WHAT TO DO. Take the data that follows and retype it word for word.

RECORDS FOR THIS TASK.
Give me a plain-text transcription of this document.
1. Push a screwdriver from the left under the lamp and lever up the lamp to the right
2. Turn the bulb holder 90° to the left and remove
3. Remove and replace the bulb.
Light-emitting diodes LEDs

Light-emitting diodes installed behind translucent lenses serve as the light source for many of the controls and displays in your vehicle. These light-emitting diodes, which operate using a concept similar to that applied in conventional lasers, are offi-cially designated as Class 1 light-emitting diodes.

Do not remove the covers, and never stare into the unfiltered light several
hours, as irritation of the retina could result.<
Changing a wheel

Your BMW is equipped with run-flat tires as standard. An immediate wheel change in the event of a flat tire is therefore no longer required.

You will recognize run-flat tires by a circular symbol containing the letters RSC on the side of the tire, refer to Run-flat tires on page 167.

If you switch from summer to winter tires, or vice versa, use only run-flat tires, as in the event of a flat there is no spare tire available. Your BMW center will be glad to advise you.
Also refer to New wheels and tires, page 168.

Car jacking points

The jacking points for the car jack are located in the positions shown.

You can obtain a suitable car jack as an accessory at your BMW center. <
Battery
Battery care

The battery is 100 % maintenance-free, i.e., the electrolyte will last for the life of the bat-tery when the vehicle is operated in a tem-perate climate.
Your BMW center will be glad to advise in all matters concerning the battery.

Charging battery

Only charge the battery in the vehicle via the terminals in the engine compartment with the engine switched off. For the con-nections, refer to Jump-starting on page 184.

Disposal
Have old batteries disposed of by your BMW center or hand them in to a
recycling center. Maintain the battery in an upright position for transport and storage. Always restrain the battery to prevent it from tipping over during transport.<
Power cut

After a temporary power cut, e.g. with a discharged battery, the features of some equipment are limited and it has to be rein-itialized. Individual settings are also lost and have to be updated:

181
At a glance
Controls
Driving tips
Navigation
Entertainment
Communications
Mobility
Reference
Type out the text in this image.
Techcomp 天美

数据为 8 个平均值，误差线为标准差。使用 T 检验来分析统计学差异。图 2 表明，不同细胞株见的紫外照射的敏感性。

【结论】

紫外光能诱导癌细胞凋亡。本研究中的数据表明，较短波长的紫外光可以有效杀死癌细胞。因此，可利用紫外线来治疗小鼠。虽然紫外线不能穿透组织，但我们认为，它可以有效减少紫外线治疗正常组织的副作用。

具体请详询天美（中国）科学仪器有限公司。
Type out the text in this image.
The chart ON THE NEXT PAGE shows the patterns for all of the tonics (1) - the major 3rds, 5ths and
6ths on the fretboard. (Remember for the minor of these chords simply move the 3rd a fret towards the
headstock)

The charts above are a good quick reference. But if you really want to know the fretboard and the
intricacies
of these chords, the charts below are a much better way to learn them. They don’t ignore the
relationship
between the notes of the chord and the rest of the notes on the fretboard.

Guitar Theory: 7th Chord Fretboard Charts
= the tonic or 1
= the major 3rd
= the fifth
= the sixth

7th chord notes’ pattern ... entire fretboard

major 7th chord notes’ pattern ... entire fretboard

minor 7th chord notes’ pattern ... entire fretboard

WRITTEN RESPONSE.
Give me a plain-text transcription of this document.
1. Push a screwdriver from the left under the lamp and lever up the lamp to the right
2. Turn the bulb holder 90° to the left and remove
3. Remove and replace the bulb.
Light-emitting diodes LEDs

Light-emitting diodes installed behind translucent lenses serve as the light source for many of the controls and displays in your vehicle. These light-emitting diodes, which operate using a concept similar to that applied in conventional lasers, are offi-cially designated as Class 1 light-emitting diodes.

Do not remove the covers, and never stare into the unfiltered light several
hours, as irritation of the retina could result.<
Changing a wheel

Your BMW is equipped with run-flat tires as standard. An immediate wheel change in the event of a flat tire is therefore no longer required.

You will recognize run-flat tires by a circular symbol containing the letters RSC on the side of the tire, refer to Run-flat tires on page 167.

If you switch from summer to winter tires, or vice versa, use only run-flat tires, as in the event of a flat there is no spare tire available. Your BMW center will be glad to advise you.
Also refer to New wheels and tires, page 168.

Car jacking points

The jacking points for the car jack are located in the positions shown.

You can obtain a suitable car jack as an accessory at your BMW center. <
Battery
Battery care

The battery is 100 % maintenance-free, i.e., the electrolyte will last for the life of the bat-tery when the vehicle is operated in a tem-perate climate.
Your BMW center will be glad to advise in all matters concerning the battery.

Charging battery

Only charge the battery in the vehicle via the terminals in the engine compartment with the engine switched off. For the con-nections, refer to Jump-starting on page 184.

Disposal
Have old batteries disposed of by your BMW center or hand them in to a
recycling center. Maintain the battery in an upright position for transport and storage. Always restrain the battery to prevent it from tipping over during transport.<
Power cut

After a temporary power cut, e.g. with a discharged battery, the features of some equipment are limited and it has to be rein-itialized. Individual settings are also lost and have to be updated:

181
At a glance
Controls
Driving tips
Navigation
Entertainment
Communications
Mobility
Reference
Type out the text in this image.
Techcomp 天美

数据为 8 个平均值，误差线为标准差。使用 T 检验来分析统计学差异。图 2 表明，不同细胞株见的紫外照射的敏感性。

【结论】

紫外光能诱导癌细胞凋亡。本研究中的数据表明，较短波长的紫外光可以有效杀死癌细胞。因此，可利用紫外线来治疗小鼠。虽然紫外线不能穿透组织，但我们认为，它可以有效减少紫外线治疗正常组织的副作用。

具体请详询天美（中国）科学仪器有限公司。
Type out the text in this image.
The chart ON THE NEXT PAGE shows the patterns for all of the tonics (1) - the major 3rds, 5ths and
6ths on the fretboard. (Remember for the minor of these chords simply move the 3rd a fret towards the
headstock)

The charts above are a good quick reference. But if you really want to know the fretboard and the
intricacies
of these chords, the charts below are a much better way to learn them. They don’t ignore the
relationship
between the notes of the chord and the rest of the notes on the fretboard.

Guitar Theory: 7th Chord Fretboard Charts
= the tonic or 1
= the major 3rd
= the fifth
= the sixth

7th chord notes’ pattern ... entire fretboard

major 7th chord notes’ pattern ... entire fretboard

minor 7th chord notes’ pattern ... entire fretboard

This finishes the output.